> _DATA_:
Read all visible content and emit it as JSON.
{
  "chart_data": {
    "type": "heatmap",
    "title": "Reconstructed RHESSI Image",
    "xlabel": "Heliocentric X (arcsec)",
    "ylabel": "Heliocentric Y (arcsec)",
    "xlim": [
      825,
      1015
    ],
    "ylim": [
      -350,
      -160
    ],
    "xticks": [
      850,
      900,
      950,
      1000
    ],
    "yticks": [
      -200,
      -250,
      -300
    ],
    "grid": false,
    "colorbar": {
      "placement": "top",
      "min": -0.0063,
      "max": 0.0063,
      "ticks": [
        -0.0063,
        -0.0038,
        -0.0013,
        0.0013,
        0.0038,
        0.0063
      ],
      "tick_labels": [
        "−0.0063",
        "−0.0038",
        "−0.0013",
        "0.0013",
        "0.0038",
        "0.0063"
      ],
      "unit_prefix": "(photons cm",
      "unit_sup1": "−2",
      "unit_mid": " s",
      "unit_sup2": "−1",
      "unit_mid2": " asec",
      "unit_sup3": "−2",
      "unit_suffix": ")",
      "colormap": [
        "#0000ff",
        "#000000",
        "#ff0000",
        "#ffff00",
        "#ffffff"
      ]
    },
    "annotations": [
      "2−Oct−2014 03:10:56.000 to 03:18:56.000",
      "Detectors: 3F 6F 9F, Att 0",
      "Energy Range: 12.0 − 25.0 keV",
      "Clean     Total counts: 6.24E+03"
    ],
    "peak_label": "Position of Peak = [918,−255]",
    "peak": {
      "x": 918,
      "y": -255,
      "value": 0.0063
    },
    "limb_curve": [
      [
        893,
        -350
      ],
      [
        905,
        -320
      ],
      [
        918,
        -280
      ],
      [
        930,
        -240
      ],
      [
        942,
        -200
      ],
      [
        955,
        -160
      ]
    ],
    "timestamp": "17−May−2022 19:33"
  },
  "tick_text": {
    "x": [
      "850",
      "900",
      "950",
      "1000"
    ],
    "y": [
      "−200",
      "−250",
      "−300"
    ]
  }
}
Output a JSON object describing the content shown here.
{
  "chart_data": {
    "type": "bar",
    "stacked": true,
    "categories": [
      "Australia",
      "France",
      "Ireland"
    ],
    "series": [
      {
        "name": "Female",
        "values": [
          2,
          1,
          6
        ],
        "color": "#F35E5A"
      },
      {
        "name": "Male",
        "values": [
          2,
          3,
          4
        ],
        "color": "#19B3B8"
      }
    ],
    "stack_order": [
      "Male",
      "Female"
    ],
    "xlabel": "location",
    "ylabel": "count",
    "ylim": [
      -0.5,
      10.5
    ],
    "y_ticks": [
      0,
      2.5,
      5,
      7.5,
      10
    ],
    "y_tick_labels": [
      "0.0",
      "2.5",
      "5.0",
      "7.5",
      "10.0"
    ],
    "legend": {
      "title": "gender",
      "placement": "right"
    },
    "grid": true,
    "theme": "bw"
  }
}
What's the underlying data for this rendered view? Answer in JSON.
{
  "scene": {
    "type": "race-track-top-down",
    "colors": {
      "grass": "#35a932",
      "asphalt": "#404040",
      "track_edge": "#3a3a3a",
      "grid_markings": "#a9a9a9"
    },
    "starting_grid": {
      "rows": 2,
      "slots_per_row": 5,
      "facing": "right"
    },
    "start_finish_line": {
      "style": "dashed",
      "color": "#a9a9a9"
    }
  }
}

> _GIVEN TASK_:
Retype every entry word for word.

> _COMPLETE ANSWER_:
Read all visible content and emit it as JSON.
{
  "chart_data": {
    "type": "heatmap",
    "title": "Reconstructed RHESSI Image",
    "xlabel": "Heliocentric X (arcsec)",
    "ylabel": "Heliocentric Y (arcsec)",
    "xlim": [
      825,
      1015
    ],
    "ylim": [
      -350,
      -160
    ],
    "xticks": [
      850,
      900,
      950,
      1000
    ],
    "yticks": [
      -200,
      -250,
      -300
    ],
    "grid": false,
    "colorbar": {
      "placement": "top",
      "min": -0.0063,
      "max": 0.0063,
      "ticks": [
        -0.0063,
        -0.0038,
        -0.0013,
        0.0013,
        0.0038,
        0.0063
      ],
      "tick_labels": [
        "−0.0063",
        "−0.0038",
        "−0.0013",
        "0.0013",
        "0.0038",
        "0.0063"
      ],
      "unit_prefix": "(photons cm",
      "unit_sup1": "−2",
      "unit_mid": " s",
      "unit_sup2": "−1",
      "unit_mid2": " asec",
      "unit_sup3": "−2",
      "unit_suffix": ")",
      "colormap": [
        "#0000ff",
        "#000000",
        "#ff0000",
        "#ffff00",
        "#ffffff"
      ]
    },
    "annotations": [
      "2−Oct−2014 03:10:56.000 to 03:18:56.000",
      "Detectors: 3F 6F 9F, Att 0",
      "Energy Range: 12.0 − 25.0 keV",
      "Clean     Total counts: 6.24E+03"
    ],
    "peak_label": "Position of Peak = [918,−255]",
    "peak": {
      "x": 918,
      "y": -255,
      "value": 0.0063
    },
    "limb_curve": [
      [
        893,
        -350
      ],
      [
        905,
        -320
      ],
      [
        918,
        -280
      ],
      [
        930,
        -240
      ],
      [
        942,
        -200
      ],
      [
        955,
        -160
      ]
    ],
    "timestamp": "17−May−2022 19:33"
  },
  "tick_text": {
    "x": [
      "850",
      "900",
      "950",
      "1000"
    ],
    "y": [
      "−200",
      "−250",
      "−300"
    ]
  }
}
Output a JSON object describing the content shown here.
{
  "chart_data": {
    "type": "bar",
    "stacked": true,
    "categories": [
      "Australia",
      "France",
      "Ireland"
    ],
    "series": [
      {
        "name": "Female",
        "values": [
          2,
          1,
          6
        ],
        "color": "#F35E5A"
      },
      {
        "name": "Male",
        "values": [
          2,
          3,
          4
        ],
        "color": "#19B3B8"
      }
    ],
    "stack_order": [
      "Male",
      "Female"
    ],
    "xlabel": "location",
    "ylabel": "count",
    "ylim": [
      -0.5,
      10.5
    ],
    "y_ticks": [
      0,
      2.5,
      5,
      7.5,
      10
    ],
    "y_tick_labels": [
      "0.0",
      "2.5",
      "5.0",
      "7.5",
      "10.0"
    ],
    "legend": {
      "title": "gender",
      "placement": "right"
    },
    "grid": true,
    "theme": "bw"
  }
}
What's the underlying data for this rendered view? Answer in JSON.
{
  "scene": {
    "type": "race-track-top-down",
    "colors": {
      "grass": "#35a932",
      "asphalt": "#404040",
      "track_edge": "#3a3a3a",
      "grid_markings": "#a9a9a9"
    },
    "starting_grid": {
      "rows": 2,
      "slots_per_row": 5,
      "facing": "right"
    },
    "start_finish_line": {
      "style": "dashed",
      "color": "#a9a9a9"
    }
  }
}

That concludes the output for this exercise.